### Provided information
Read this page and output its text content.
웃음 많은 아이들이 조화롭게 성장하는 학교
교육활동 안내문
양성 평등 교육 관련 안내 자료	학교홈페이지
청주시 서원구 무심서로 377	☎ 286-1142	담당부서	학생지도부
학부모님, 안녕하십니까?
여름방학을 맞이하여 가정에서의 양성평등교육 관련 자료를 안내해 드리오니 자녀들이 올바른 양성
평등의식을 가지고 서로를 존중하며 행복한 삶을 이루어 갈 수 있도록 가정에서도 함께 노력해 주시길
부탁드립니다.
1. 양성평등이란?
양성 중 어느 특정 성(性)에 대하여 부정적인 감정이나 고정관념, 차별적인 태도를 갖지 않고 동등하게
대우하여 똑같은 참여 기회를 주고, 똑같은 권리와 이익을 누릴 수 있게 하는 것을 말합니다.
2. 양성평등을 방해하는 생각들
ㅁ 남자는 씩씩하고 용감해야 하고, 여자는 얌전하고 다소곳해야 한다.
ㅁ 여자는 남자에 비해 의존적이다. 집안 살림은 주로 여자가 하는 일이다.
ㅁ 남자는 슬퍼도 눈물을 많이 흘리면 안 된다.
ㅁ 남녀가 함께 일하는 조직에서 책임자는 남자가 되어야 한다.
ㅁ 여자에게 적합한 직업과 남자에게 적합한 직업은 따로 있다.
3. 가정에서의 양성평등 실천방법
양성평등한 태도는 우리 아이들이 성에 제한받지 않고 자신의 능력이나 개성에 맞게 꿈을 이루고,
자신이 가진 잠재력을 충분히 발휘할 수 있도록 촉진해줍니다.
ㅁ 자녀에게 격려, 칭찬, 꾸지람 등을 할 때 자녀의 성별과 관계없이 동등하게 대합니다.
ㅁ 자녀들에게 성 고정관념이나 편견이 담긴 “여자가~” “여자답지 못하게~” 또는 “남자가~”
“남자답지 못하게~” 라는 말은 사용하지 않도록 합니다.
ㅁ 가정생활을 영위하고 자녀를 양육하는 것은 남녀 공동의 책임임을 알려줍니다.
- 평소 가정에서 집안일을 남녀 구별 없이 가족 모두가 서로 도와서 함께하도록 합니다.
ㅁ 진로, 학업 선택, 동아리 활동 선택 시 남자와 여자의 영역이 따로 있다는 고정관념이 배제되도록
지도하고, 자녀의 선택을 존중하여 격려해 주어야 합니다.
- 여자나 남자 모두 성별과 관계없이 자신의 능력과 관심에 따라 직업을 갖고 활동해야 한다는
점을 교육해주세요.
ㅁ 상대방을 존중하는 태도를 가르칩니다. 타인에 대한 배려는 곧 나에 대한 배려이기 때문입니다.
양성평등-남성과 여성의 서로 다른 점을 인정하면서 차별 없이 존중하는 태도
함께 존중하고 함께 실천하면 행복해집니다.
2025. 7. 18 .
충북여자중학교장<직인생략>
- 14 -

### What is needed
Filter out every line that lacks the word "아이들이", and copy the rest.

### Completed task
웃음 많은 아이들이 조화롭게 성장하는 학교
양성평등한 태도는 우리 아이들이 성에 제한받지 않고 자신의 능력이나 개성에 맞게 꿈을 이루고,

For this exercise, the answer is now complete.